- **Instructions to follow**
List every line below containing "Application".

(Extracted records)
[Begin]

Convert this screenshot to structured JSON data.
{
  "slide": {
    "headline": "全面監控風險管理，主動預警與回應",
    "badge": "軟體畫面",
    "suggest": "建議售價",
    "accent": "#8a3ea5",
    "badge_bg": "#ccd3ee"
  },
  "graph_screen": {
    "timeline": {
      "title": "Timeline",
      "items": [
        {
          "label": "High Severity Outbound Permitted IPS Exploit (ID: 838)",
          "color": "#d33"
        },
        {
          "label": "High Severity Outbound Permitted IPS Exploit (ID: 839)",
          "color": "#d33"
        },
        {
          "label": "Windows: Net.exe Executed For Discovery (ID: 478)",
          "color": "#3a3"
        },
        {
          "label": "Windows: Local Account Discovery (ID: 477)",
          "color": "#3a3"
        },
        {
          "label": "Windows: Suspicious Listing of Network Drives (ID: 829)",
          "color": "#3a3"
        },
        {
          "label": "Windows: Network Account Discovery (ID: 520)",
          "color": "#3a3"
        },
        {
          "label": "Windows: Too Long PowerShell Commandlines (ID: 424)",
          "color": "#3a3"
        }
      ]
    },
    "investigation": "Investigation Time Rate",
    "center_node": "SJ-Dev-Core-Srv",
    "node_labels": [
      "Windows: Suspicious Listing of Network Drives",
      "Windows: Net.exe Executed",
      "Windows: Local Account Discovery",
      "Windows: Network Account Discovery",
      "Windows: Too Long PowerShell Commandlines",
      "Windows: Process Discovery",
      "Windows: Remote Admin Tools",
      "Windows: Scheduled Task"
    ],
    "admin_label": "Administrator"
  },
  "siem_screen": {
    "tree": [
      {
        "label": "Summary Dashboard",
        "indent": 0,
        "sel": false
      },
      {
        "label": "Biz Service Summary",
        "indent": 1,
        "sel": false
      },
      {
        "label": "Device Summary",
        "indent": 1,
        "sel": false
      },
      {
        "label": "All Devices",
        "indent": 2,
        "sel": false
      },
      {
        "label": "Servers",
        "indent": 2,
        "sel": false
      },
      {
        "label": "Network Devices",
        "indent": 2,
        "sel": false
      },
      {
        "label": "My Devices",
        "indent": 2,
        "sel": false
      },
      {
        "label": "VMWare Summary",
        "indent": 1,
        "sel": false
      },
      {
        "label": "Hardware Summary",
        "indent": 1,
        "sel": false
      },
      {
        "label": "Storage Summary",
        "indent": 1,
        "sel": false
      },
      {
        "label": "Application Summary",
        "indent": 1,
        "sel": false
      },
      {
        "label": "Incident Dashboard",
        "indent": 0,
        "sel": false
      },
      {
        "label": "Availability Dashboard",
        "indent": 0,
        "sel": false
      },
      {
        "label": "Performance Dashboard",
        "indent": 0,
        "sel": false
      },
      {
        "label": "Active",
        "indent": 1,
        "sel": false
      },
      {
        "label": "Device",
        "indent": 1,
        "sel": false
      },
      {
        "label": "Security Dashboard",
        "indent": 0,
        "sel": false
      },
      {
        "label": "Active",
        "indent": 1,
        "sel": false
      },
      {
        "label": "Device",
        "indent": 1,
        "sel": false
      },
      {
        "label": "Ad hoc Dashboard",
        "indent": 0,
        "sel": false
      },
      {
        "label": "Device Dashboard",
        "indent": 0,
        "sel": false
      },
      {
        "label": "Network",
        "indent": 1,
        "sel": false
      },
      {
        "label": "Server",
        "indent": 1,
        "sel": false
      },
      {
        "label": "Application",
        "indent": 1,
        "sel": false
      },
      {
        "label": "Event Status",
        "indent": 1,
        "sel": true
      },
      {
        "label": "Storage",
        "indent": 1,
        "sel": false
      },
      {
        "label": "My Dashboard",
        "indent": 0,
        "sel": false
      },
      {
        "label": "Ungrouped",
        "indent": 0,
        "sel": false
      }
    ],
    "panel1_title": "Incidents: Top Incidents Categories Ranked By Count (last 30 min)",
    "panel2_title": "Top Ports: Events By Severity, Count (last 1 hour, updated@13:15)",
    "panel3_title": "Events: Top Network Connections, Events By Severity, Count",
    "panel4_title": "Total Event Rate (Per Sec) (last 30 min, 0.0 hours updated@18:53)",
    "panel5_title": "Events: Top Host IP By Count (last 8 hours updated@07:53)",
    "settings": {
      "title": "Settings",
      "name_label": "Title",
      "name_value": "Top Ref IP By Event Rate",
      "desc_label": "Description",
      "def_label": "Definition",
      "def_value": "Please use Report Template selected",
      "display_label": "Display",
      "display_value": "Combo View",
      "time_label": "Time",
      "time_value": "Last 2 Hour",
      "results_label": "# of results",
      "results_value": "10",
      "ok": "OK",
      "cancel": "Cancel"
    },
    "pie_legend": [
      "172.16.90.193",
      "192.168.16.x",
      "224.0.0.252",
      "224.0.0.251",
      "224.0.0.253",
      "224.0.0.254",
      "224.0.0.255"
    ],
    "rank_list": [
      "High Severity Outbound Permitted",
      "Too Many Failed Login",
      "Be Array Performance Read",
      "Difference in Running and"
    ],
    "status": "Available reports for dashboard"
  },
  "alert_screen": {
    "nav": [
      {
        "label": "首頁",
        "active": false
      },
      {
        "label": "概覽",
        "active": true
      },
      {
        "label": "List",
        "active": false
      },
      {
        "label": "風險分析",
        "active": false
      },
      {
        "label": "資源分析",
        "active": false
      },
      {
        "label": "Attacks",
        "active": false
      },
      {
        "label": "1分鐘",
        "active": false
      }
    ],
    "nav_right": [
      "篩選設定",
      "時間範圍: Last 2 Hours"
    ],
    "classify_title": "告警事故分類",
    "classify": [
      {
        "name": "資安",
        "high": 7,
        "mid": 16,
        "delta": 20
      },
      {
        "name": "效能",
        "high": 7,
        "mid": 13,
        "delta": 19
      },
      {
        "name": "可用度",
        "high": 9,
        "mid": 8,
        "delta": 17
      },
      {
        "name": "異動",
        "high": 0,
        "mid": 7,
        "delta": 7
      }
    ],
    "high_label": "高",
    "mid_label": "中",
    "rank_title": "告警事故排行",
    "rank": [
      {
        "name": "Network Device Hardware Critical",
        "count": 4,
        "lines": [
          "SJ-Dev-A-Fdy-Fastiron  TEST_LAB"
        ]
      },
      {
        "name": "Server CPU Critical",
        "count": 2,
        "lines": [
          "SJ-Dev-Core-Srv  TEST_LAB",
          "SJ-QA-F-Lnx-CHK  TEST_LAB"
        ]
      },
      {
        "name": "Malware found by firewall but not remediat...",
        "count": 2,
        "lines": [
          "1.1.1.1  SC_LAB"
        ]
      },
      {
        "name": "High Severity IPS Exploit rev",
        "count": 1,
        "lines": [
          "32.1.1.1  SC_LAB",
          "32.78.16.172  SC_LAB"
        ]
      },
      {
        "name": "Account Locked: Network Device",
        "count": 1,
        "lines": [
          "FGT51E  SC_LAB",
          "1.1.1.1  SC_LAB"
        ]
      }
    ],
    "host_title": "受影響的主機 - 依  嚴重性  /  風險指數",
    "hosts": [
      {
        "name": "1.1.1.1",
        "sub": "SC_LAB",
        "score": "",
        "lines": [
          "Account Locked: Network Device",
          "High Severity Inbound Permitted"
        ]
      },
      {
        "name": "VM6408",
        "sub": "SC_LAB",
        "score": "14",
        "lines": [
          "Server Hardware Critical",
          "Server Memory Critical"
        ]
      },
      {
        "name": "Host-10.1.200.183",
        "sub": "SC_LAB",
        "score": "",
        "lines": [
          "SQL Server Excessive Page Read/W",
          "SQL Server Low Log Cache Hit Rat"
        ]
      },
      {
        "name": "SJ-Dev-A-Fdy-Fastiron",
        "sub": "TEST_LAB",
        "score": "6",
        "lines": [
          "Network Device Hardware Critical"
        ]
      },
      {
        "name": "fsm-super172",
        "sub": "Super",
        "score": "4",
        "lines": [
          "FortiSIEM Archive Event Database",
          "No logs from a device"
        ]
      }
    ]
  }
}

[End]

- **Response to the exercise**
        "label": "Application Summary",
        "label": "Application",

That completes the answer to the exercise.